(Dataset excerpt)
◆ ◆ ◆ ◆ ◆
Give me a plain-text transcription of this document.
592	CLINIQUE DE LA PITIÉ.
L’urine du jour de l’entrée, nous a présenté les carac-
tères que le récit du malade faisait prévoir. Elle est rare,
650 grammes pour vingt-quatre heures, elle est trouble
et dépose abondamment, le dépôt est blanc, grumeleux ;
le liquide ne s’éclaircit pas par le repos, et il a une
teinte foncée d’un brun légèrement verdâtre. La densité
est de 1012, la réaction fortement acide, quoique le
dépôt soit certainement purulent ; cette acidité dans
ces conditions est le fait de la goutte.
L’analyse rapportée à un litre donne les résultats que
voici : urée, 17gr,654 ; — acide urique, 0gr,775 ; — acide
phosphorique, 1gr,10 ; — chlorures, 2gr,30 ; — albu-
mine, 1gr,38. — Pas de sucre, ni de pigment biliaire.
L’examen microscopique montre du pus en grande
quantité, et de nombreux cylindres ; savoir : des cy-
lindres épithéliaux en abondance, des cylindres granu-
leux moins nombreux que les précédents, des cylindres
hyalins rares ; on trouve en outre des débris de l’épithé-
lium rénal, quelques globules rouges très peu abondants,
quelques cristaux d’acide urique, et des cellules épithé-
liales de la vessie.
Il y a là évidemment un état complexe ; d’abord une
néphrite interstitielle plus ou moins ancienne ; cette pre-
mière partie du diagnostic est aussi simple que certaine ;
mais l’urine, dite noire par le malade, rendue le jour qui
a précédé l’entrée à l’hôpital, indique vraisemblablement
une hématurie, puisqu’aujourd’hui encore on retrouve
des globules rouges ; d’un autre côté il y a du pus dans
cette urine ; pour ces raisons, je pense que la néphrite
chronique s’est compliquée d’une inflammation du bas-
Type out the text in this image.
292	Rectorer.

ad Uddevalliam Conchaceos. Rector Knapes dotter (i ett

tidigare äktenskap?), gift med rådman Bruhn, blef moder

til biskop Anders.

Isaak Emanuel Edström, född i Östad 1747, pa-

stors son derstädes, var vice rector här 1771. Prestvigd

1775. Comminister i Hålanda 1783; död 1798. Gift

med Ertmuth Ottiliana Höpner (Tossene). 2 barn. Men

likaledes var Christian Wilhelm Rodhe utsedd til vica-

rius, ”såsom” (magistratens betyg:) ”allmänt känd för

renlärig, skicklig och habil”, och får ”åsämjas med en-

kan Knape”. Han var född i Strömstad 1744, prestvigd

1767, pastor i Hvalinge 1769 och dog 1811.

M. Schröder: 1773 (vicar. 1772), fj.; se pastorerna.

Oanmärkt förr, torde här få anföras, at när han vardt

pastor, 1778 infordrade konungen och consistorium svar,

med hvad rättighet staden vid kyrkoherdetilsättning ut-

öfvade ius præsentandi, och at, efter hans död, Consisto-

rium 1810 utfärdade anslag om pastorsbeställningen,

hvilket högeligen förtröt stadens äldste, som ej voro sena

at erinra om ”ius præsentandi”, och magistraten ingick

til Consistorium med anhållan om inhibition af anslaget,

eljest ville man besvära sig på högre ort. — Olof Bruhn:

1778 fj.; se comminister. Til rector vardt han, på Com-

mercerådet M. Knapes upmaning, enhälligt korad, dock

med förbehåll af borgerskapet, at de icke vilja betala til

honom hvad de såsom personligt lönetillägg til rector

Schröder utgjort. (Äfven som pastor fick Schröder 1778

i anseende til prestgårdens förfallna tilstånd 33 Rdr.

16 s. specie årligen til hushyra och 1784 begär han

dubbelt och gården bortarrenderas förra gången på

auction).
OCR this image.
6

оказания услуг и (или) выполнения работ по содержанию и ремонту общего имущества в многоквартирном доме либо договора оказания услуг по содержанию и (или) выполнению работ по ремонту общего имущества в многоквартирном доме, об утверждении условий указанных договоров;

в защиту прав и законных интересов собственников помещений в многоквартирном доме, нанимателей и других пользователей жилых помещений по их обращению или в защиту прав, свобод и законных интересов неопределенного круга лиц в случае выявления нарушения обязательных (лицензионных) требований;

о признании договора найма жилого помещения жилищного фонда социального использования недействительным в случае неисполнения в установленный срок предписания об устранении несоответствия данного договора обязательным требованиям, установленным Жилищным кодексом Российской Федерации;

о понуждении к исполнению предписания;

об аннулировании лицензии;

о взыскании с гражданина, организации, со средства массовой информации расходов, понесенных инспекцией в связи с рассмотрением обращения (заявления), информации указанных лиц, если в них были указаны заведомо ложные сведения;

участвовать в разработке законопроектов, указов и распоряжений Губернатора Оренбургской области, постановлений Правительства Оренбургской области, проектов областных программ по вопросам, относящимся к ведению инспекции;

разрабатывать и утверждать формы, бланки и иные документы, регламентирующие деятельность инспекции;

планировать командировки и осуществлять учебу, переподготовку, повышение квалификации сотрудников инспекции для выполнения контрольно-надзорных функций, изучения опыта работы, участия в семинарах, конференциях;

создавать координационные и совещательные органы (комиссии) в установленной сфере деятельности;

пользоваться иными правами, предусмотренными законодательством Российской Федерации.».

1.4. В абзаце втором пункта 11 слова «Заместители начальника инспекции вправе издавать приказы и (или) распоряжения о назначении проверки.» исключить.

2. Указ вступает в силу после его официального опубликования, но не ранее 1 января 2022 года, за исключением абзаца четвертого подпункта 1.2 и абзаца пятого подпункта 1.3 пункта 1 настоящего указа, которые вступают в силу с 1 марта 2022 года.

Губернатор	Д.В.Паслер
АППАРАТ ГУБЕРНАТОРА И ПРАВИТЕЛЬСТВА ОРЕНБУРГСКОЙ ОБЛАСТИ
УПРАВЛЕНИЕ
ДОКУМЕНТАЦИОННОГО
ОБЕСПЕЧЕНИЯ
◆ ◆ ◆ ◆ ◆
*Task brief*
Copy all lines from the material that hold "acide".

*Problem solution*
est de 1012, la réaction fortement acide, quoique le
voici : urée, 17gr,654 ; — acide urique, 0gr,775 ; — acide
quelques cristaux d’acide urique, et des cellules épithé-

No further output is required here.